▸ **RECORD LIST**
.....

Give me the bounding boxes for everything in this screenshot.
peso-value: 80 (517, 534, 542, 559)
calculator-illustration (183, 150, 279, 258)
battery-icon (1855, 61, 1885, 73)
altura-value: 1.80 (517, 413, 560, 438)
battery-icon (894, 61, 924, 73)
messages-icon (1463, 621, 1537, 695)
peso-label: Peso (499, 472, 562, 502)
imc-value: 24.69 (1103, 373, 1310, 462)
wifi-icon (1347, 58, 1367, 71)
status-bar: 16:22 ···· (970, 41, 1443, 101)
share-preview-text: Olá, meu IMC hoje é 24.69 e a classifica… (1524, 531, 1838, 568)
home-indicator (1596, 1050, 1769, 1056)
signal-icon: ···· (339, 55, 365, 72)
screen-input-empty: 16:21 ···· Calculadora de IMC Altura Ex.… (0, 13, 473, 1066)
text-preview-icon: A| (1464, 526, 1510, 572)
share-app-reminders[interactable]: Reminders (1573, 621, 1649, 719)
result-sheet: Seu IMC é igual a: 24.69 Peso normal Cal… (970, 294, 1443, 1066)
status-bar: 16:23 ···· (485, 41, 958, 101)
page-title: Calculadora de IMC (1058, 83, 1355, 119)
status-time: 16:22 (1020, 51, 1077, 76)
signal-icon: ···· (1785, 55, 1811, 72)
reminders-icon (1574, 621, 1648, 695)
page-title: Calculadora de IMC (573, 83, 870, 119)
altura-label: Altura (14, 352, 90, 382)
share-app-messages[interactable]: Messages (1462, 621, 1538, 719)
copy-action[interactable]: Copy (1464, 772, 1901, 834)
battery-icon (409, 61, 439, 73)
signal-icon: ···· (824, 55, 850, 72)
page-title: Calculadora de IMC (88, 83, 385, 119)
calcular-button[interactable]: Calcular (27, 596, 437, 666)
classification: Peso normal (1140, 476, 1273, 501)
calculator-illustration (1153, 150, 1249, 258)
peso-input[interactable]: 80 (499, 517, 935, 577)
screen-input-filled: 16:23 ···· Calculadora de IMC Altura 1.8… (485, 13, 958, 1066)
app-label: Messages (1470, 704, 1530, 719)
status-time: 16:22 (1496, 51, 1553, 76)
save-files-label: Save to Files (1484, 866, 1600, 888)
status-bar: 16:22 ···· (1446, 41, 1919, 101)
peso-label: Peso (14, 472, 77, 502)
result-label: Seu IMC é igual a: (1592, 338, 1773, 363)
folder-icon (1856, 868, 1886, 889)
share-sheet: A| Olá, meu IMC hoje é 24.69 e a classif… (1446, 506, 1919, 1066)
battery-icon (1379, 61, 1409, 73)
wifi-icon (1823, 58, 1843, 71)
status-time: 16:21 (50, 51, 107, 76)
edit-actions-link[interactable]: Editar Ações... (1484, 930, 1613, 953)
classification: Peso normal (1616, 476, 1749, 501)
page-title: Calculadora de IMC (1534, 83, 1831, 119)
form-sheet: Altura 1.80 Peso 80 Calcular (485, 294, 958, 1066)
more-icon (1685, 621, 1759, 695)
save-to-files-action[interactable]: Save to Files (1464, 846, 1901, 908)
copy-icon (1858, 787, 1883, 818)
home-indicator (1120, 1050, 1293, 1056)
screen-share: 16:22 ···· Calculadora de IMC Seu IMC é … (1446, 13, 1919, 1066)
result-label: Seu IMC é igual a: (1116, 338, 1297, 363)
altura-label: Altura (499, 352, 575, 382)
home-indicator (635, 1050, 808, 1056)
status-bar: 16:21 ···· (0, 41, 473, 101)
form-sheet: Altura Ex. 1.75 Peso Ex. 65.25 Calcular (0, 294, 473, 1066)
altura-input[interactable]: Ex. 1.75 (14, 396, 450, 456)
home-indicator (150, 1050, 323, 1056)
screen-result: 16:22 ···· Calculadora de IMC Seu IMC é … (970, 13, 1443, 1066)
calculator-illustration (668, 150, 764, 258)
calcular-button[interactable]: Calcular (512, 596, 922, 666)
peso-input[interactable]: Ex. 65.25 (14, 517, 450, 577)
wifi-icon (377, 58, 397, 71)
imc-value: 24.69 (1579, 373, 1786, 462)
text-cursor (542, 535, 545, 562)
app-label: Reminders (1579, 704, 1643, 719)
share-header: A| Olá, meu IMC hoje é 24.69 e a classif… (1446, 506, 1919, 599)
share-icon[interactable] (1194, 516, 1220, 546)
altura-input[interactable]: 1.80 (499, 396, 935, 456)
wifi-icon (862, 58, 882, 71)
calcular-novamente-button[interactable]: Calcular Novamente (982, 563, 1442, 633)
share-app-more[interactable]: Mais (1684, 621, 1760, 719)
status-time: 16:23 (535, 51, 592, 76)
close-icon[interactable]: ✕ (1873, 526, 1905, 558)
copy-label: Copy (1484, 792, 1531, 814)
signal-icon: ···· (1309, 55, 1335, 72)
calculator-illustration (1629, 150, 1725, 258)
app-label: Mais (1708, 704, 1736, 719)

.....

▸ **GIVEN REQUEST**
Reproduce the records from the first line through the line containing "peso-input[interactable]: 80 (499, 517, 935, 577)", including both.

▸ **CORRECT RESULT**
Give me the bounding boxes for everything in this screenshot.
peso-value: 80 (517, 534, 542, 559)
calculator-illustration (183, 150, 279, 258)
battery-icon (1855, 61, 1885, 73)
altura-value: 1.80 (517, 413, 560, 438)
battery-icon (894, 61, 924, 73)
messages-icon (1463, 621, 1537, 695)
peso-label: Peso (499, 472, 562, 502)
imc-value: 24.69 (1103, 373, 1310, 462)
wifi-icon (1347, 58, 1367, 71)
status-bar: 16:22 ···· (970, 41, 1443, 101)
share-preview-text: Olá, meu IMC hoje é 24.69 e a classifica… (1524, 531, 1838, 568)
home-indicator (1596, 1050, 1769, 1056)
signal-icon: ···· (339, 55, 365, 72)
screen-input-empty: 16:21 ···· Calculadora de IMC Altura Ex.… (0, 13, 473, 1066)
text-preview-icon: A| (1464, 526, 1510, 572)
share-app-reminders[interactable]: Reminders (1573, 621, 1649, 719)
result-sheet: Seu IMC é igual a: 24.69 Peso normal Cal… (970, 294, 1443, 1066)
status-bar: 16:23 ···· (485, 41, 958, 101)
page-title: Calculadora de IMC (1058, 83, 1355, 119)
status-time: 16:22 (1020, 51, 1077, 76)
signal-icon: ···· (1785, 55, 1811, 72)
reminders-icon (1574, 621, 1648, 695)
page-title: Calculadora de IMC (573, 83, 870, 119)
altura-label: Altura (14, 352, 90, 382)
share-app-messages[interactable]: Messages (1462, 621, 1538, 719)
copy-action[interactable]: Copy (1464, 772, 1901, 834)
battery-icon (409, 61, 439, 73)
signal-icon: ···· (824, 55, 850, 72)
page-title: Calculadora de IMC (88, 83, 385, 119)
calcular-button[interactable]: Calcular (27, 596, 437, 666)
classification: Peso normal (1140, 476, 1273, 501)
calculator-illustration (1153, 150, 1249, 258)
peso-input[interactable]: 80 (499, 517, 935, 577)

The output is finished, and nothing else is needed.